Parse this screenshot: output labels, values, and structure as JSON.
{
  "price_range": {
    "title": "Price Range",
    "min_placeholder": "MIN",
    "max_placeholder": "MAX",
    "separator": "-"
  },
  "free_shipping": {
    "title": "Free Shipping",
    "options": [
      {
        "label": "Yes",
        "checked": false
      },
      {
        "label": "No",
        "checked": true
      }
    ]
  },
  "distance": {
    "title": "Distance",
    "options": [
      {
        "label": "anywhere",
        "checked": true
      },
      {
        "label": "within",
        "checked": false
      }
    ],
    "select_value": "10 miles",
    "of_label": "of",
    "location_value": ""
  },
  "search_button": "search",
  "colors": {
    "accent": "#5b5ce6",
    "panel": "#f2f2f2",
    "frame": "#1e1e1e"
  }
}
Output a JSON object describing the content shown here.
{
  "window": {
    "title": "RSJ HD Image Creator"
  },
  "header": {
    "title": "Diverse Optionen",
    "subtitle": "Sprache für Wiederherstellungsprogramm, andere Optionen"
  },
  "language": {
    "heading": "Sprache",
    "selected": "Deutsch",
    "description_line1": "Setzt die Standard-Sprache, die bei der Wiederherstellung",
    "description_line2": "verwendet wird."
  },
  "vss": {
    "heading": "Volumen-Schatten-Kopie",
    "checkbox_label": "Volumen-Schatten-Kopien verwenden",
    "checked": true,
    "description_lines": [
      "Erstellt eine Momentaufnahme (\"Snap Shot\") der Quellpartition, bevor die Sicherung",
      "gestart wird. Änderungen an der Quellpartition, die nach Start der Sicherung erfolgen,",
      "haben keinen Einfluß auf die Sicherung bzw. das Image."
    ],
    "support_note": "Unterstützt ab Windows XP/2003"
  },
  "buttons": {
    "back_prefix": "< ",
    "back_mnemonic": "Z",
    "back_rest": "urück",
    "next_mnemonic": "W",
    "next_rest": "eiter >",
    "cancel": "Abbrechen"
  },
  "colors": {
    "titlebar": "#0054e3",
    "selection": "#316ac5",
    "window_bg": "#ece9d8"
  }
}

**WHAT YOU ARE ASKED TO DO**. Take the line with "Output a JSON" and all lines after it through the end of the records, and write them out exactly; include nothing else.

**CORRECT OUTPUT**.
Output a JSON object describing the content shown here.
{
  "window": {
    "title": "RSJ HD Image Creator"
  },
  "header": {
    "title": "Diverse Optionen",
    "subtitle": "Sprache für Wiederherstellungsprogramm, andere Optionen"
  },
  "language": {
    "heading": "Sprache",
    "selected": "Deutsch",
    "description_line1": "Setzt die Standard-Sprache, die bei der Wiederherstellung",
    "description_line2": "verwendet wird."
  },
  "vss": {
    "heading": "Volumen-Schatten-Kopie",
    "checkbox_label": "Volumen-Schatten-Kopien verwenden",
    "checked": true,
    "description_lines": [
      "Erstellt eine Momentaufnahme (\"Snap Shot\") der Quellpartition, bevor die Sicherung",
      "gestart wird. Änderungen an der Quellpartition, die nach Start der Sicherung erfolgen,",
      "haben keinen Einfluß auf die Sicherung bzw. das Image."
    ],
    "support_note": "Unterstützt ab Windows XP/2003"
  },
  "buttons": {
    "back_prefix": "< ",
    "back_mnemonic": "Z",
    "back_rest": "urück",
    "next_mnemonic": "W",
    "next_rest": "eiter >",
    "cancel": "Abbrechen"
  },
  "colors": {
    "titlebar": "#0054e3",
    "selection": "#316ac5",
    "window_bg": "#ece9d8"
  }
}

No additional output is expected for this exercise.